REQUIREMENTS —
Write out the material exactly. Do not include the pictures.

Figure collection entries

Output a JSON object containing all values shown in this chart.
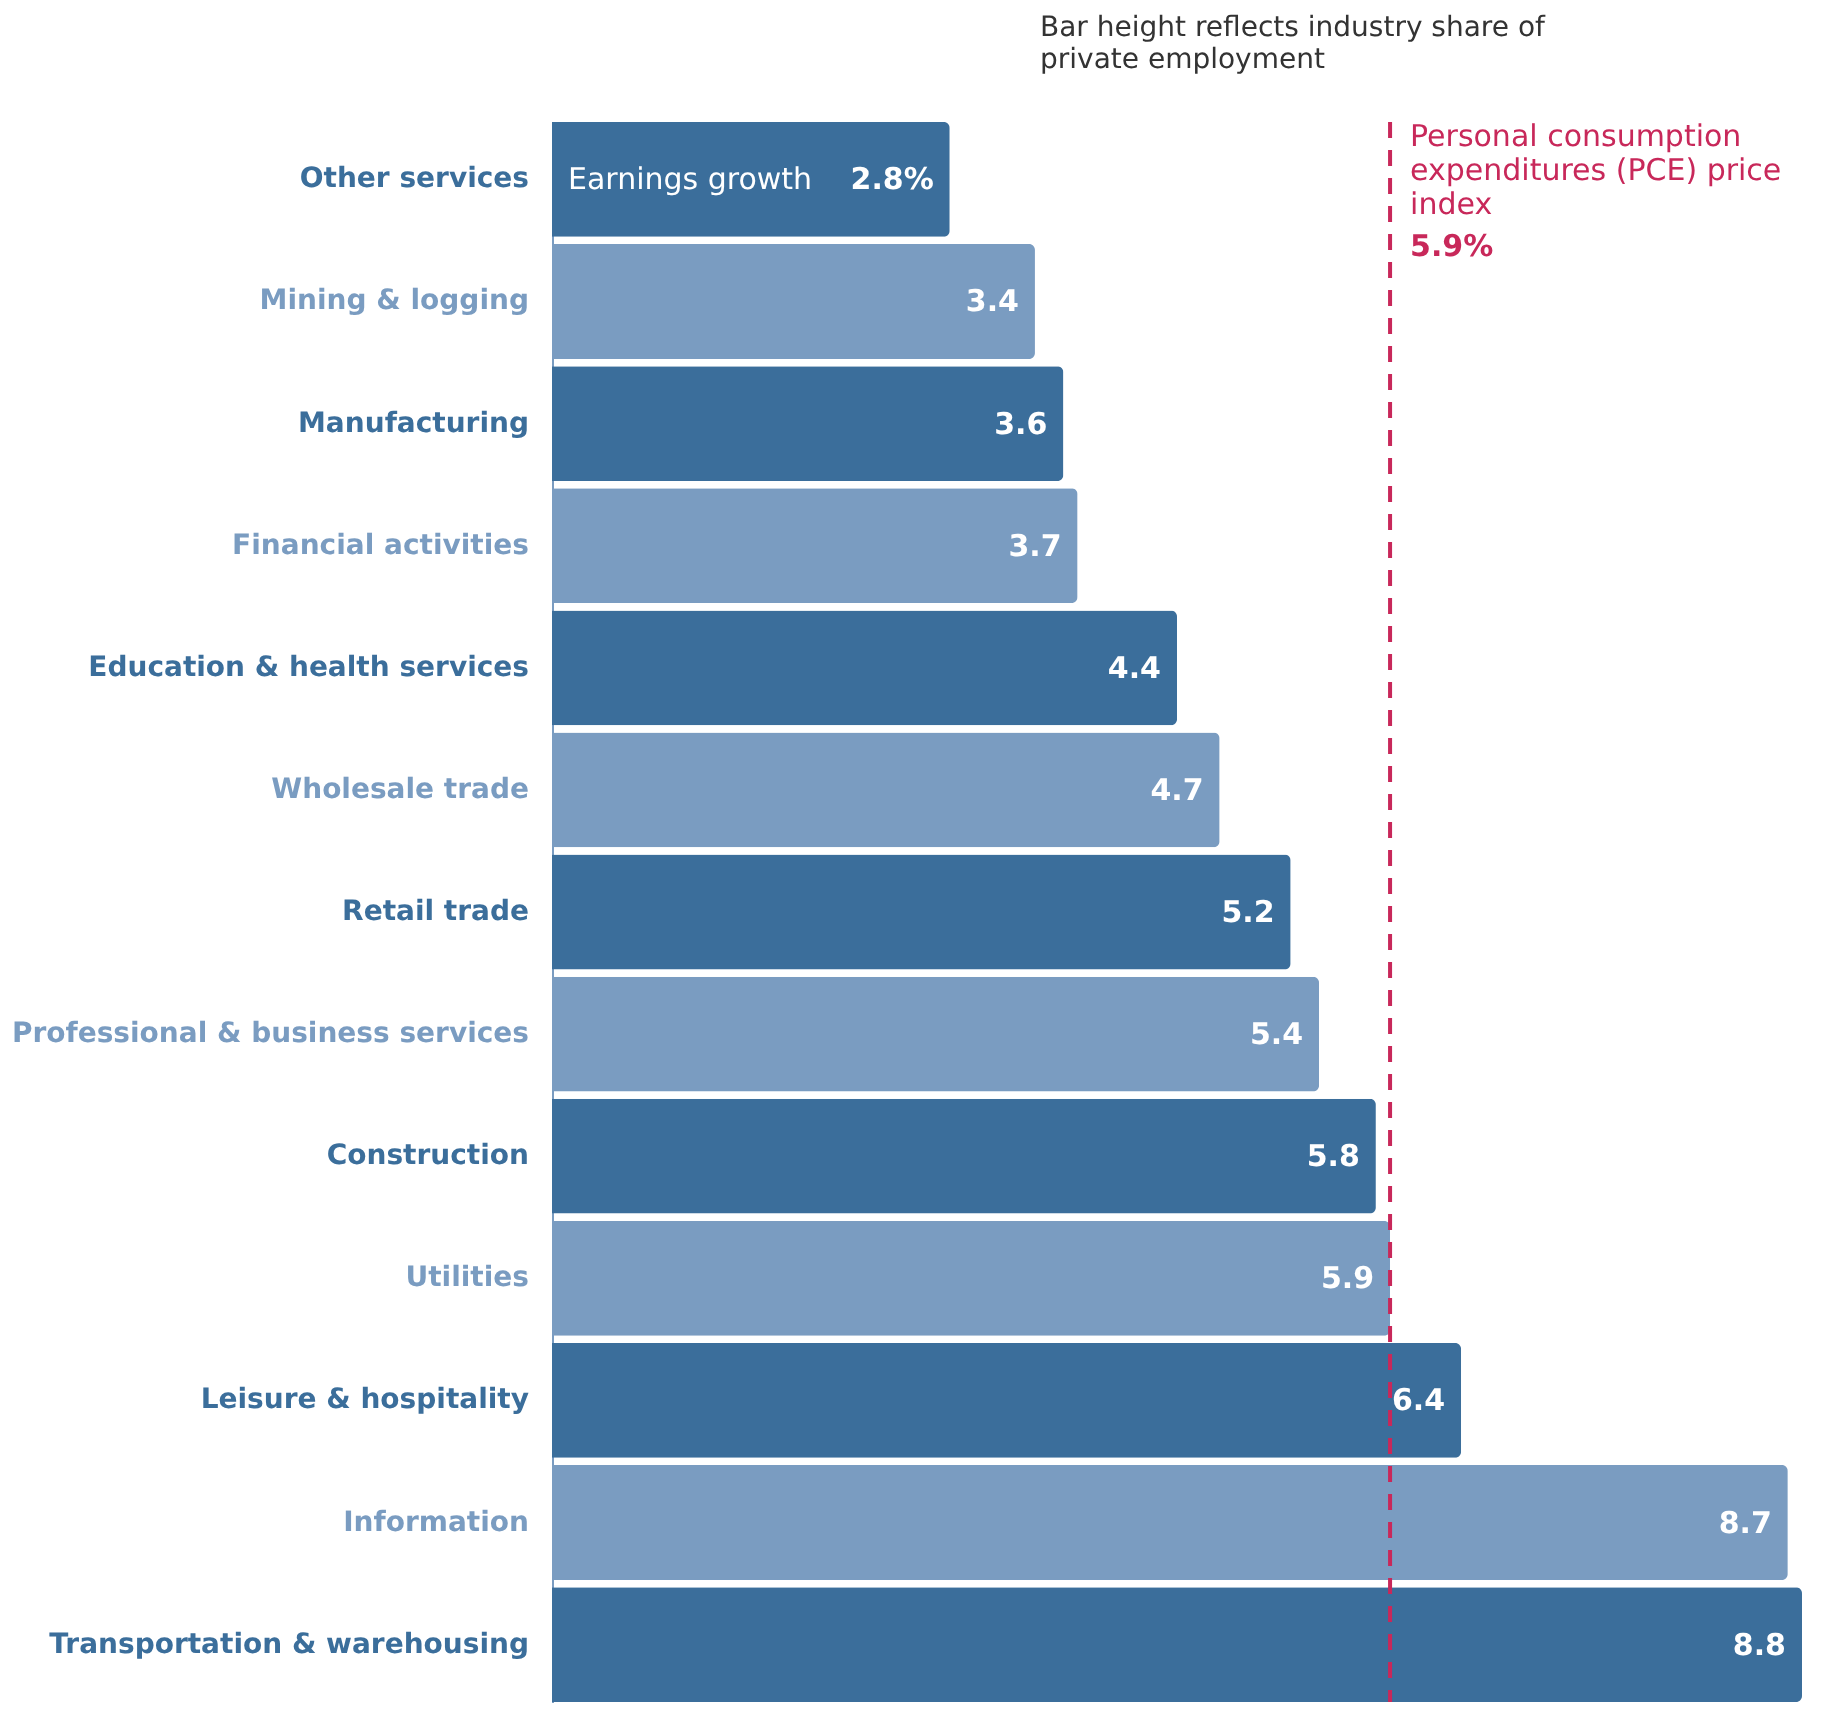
{
  "chart_data": {
    "type": "bar",
    "orientation": "horizontal",
    "categories": [
      "Other services",
      "Mining & logging",
      "Manufacturing",
      "Financial activities",
      "Education & health services",
      "Wholesale trade",
      "Retail trade",
      "Professional & business services",
      "Construction",
      "Utilities",
      "Leisure & hospitality",
      "Information",
      "Transportation & warehousing"
    ],
    "values": [
      2.8,
      3.4,
      3.6,
      3.7,
      4.4,
      4.7,
      5.2,
      5.4,
      5.8,
      5.9,
      6.4,
      8.7,
      8.8
    ],
    "colors": [
      "#3b6e9b",
      "#7a9cc1",
      "#3b6e9b",
      "#7a9cc1",
      "#3b6e9b",
      "#7a9cc1",
      "#3b6e9b",
      "#7a9cc1",
      "#3b6e9b",
      "#7a9cc1",
      "#3b6e9b",
      "#7a9cc1",
      "#3b6e9b"
    ],
    "value_labels": [
      "2.8%",
      "3.4",
      "3.6",
      "3.7",
      "4.4",
      "4.7",
      "5.2",
      "5.4",
      "5.8",
      "5.9",
      "6.4",
      "8.7",
      "8.8"
    ],
    "xlim": [
      0,
      8.8
    ],
    "tick_labels": "y",
    "legend": false,
    "ref_lines": [
      {
        "axis": "x",
        "value": 5.9,
        "label": "Personal consumption expenditures (PCE) price index",
        "color": "#c8285a",
        "line_style": "dashed"
      }
    ],
    "annotations": [
      "Bar height reflects industry share of private employment",
      {
        "text": "Earnings growth",
        "x": 0,
        "y": "Other services"
      },
      {
        "text": "5.9%",
        "x": 5.9
      }
    ]
  }
}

RESPONSE TO THE EXERCISE —
Output a JSON object containing all values shown in this chart.
{
  "chart_data": {
    "type": "bar",
    "orientation": "horizontal",
    "categories": [
      "Other services",
      "Mining & logging",
      "Manufacturing",
      "Financial activities",
      "Education & health services",
      "Wholesale trade",
      "Retail trade",
      "Professional & business services",
      "Construction",
      "Utilities",
      "Leisure & hospitality",
      "Information",
      "Transportation & warehousing"
    ],
    "values": [
      2.8,
      3.4,
      3.6,
      3.7,
      4.4,
      4.7,
      5.2,
      5.4,
      5.8,
      5.9,
      6.4,
      8.7,
      8.8
    ],
    "colors": [
      "#3b6e9b",
      "#7a9cc1",
      "#3b6e9b",
      "#7a9cc1",
      "#3b6e9b",
      "#7a9cc1",
      "#3b6e9b",
      "#7a9cc1",
      "#3b6e9b",
      "#7a9cc1",
      "#3b6e9b",
      "#7a9cc1",
      "#3b6e9b"
    ],
    "value_labels": [
      "2.8%",
      "3.4",
      "3.6",
      "3.7",
      "4.4",
      "4.7",
      "5.2",
      "5.4",
      "5.8",
      "5.9",
      "6.4",
      "8.7",
      "8.8"
    ],
    "xlim": [
      0,
      8.8
    ],
    "tick_labels": "y",
    "legend": false,
    "ref_lines": [
      {
        "axis": "x",
        "value": 5.9,
        "label": "Personal consumption expenditures (PCE) price index",
        "color": "#c8285a",
        "line_style": "dashed"
      }
    ],
    "annotations": [
      "Bar height reflects industry share of private employment",
      {
        "text": "Earnings growth",
        "x": 0,
        "y": "Other services"
      },
      {
        "text": "5.9%",
        "x": 5.9
      }
    ]
  }
}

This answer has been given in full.